Directions for this task:
Write out all of the data without omission, exactly as shown.

--- BEGIN Given entries ---

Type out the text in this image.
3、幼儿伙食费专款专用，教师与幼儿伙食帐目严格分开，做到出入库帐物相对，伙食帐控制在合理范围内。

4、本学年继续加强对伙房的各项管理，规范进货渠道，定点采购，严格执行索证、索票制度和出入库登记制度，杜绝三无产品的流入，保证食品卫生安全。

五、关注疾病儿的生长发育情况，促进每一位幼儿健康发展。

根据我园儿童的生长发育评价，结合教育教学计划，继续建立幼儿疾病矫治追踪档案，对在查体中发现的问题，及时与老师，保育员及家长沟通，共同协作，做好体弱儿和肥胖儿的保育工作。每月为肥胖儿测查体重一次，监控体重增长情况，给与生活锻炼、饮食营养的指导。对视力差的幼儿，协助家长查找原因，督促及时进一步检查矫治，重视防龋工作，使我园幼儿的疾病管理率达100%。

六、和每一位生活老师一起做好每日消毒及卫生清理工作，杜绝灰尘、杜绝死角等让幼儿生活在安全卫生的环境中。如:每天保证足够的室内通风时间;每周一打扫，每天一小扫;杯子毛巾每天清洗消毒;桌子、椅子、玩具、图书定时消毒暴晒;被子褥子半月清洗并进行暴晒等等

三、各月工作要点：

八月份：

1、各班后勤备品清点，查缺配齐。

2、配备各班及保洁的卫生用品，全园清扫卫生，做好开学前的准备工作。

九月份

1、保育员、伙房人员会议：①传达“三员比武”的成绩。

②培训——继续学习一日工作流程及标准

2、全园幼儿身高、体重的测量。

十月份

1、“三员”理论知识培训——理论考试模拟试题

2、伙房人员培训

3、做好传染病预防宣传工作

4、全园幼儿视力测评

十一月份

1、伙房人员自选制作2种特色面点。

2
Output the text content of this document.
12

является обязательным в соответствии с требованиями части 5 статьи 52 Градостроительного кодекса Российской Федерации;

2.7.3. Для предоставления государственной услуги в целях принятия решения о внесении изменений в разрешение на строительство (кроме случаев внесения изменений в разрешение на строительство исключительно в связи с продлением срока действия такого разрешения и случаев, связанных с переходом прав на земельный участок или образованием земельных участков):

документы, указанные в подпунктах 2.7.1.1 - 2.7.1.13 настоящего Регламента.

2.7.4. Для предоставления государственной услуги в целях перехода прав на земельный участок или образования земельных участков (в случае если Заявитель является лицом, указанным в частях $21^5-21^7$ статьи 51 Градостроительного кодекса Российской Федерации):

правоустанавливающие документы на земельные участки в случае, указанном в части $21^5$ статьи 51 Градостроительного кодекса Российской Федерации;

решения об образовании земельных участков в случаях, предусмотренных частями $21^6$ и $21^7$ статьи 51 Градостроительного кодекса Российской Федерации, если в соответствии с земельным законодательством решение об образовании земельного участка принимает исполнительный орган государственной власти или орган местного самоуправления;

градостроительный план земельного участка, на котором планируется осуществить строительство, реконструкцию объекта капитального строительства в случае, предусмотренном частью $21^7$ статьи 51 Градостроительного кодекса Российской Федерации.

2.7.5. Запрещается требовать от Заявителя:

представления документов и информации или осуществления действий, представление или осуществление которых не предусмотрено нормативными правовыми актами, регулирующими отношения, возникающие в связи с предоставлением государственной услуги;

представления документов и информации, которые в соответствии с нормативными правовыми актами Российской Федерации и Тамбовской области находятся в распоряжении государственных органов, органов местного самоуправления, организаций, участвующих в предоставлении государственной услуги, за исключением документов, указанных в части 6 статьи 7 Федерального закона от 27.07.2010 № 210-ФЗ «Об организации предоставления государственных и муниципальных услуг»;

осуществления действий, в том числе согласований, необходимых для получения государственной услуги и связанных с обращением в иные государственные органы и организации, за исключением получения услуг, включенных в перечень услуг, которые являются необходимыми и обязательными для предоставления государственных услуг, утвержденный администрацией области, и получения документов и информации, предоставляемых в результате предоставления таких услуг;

--- END Given entries ---

Final answer:
Type out the text in this image.
3、幼儿伙食费专款专用，教师与幼儿伙食帐目严格分开，做到出入库帐物相对，伙食帐控制在合理范围内。

4、本学年继续加强对伙房的各项管理，规范进货渠道，定点采购，严格执行索证、索票制度和出入库登记制度，杜绝三无产品的流入，保证食品卫生安全。

五、关注疾病儿的生长发育情况，促进每一位幼儿健康发展。

根据我园儿童的生长发育评价，结合教育教学计划，继续建立幼儿疾病矫治追踪档案，对在查体中发现的问题，及时与老师，保育员及家长沟通，共同协作，做好体弱儿和肥胖儿的保育工作。每月为肥胖儿测查体重一次，监控体重增长情况，给与生活锻炼、饮食营养的指导。对视力差的幼儿，协助家长查找原因，督促及时进一步检查矫治，重视防龋工作，使我园幼儿的疾病管理率达100%。

六、和每一位生活老师一起做好每日消毒及卫生清理工作，杜绝灰尘、杜绝死角等让幼儿生活在安全卫生的环境中。如:每天保证足够的室内通风时间;每周一打扫，每天一小扫;杯子毛巾每天清洗消毒;桌子、椅子、玩具、图书定时消毒暴晒;被子褥子半月清洗并进行暴晒等等

三、各月工作要点：

八月份：

1、各班后勤备品清点，查缺配齐。

2、配备各班及保洁的卫生用品，全园清扫卫生，做好开学前的准备工作。

九月份

1、保育员、伙房人员会议：①传达“三员比武”的成绩。

②培训——继续学习一日工作流程及标准

2、全园幼儿身高、体重的测量。

十月份

1、“三员”理论知识培训——理论考试模拟试题

2、伙房人员培训

3、做好传染病预防宣传工作

4、全园幼儿视力测评

十一月份

1、伙房人员自选制作2种特色面点。

2
Output the text content of this document.
12

является обязательным в соответствии с требованиями части 5 статьи 52 Градостроительного кодекса Российской Федерации;

2.7.3. Для предоставления государственной услуги в целях принятия решения о внесении изменений в разрешение на строительство (кроме случаев внесения изменений в разрешение на строительство исключительно в связи с продлением срока действия такого разрешения и случаев, связанных с переходом прав на земельный участок или образованием земельных участков):

документы, указанные в подпунктах 2.7.1.1 - 2.7.1.13 настоящего Регламента.

2.7.4. Для предоставления государственной услуги в целях перехода прав на земельный участок или образования земельных участков (в случае если Заявитель является лицом, указанным в частях $21^5-21^7$ статьи 51 Градостроительного кодекса Российской Федерации):

правоустанавливающие документы на земельные участки в случае, указанном в части $21^5$ статьи 51 Градостроительного кодекса Российской Федерации;

решения об образовании земельных участков в случаях, предусмотренных частями $21^6$ и $21^7$ статьи 51 Градостроительного кодекса Российской Федерации, если в соответствии с земельным законодательством решение об образовании земельного участка принимает исполнительный орган государственной власти или орган местного самоуправления;

градостроительный план земельного участка, на котором планируется осуществить строительство, реконструкцию объекта капитального строительства в случае, предусмотренном частью $21^7$ статьи 51 Градостроительного кодекса Российской Федерации.

2.7.5. Запрещается требовать от Заявителя:

представления документов и информации или осуществления действий, представление или осуществление которых не предусмотрено нормативными правовыми актами, регулирующими отношения, возникающие в связи с предоставлением государственной услуги;

представления документов и информации, которые в соответствии с нормативными правовыми актами Российской Федерации и Тамбовской области находятся в распоряжении государственных органов, органов местного самоуправления, организаций, участвующих в предоставлении государственной услуги, за исключением документов, указанных в части 6 статьи 7 Федерального закона от 27.07.2010 № 210-ФЗ «Об организации предоставления государственных и муниципальных услуг»;

осуществления действий, в том числе согласований, необходимых для получения государственной услуги и связанных с обращением в иные государственные органы и организации, за исключением получения услуг, включенных в перечень услуг, которые являются необходимыми и обязательными для предоставления государственных услуг, утвержденный администрацией области, и получения документов и информации, предоставляемых в результате предоставления таких услуг;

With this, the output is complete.